Source data:
[START]

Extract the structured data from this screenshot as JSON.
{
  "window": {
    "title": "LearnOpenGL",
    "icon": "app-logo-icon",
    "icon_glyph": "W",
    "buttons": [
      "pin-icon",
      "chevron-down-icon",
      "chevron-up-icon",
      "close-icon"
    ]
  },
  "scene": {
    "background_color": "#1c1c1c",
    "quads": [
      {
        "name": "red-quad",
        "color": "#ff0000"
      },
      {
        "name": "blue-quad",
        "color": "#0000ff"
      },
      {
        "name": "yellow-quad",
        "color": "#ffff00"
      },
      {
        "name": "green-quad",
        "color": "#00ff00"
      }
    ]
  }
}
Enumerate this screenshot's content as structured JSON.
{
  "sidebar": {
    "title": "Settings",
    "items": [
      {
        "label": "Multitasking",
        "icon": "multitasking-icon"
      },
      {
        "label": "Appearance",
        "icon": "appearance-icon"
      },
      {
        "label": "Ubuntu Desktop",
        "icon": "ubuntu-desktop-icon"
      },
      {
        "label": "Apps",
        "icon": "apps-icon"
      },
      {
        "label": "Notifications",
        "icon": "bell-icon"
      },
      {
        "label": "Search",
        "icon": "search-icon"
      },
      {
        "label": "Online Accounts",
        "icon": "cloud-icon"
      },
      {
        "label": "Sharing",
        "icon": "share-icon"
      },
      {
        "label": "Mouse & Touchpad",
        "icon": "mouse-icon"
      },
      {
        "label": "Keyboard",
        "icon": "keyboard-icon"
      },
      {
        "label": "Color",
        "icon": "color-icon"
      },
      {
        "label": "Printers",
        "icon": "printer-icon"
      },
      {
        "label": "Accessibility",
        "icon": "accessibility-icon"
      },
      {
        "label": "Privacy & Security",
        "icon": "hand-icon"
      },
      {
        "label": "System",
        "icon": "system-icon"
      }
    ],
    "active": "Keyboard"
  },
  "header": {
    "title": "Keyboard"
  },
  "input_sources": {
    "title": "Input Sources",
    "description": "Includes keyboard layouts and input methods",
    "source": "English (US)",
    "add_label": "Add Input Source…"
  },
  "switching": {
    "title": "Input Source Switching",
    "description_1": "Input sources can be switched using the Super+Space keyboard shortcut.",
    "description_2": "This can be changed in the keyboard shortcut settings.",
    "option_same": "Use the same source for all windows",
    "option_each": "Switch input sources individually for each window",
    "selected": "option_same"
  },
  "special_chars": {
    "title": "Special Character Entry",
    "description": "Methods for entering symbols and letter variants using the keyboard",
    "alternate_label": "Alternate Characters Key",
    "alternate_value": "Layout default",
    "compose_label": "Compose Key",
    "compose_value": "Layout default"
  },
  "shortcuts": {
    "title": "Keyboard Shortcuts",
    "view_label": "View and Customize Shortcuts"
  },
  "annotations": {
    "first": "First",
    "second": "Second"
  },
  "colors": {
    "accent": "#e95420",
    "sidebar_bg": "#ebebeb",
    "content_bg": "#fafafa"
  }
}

[END]

▶ Your objective: Look through the entries and find each line that has the string "screenshot". Copy those lines.

▶ Response for this exercise:
Extract the structured data from this screenshot as JSON.
Enumerate this screenshot's content as structured JSON.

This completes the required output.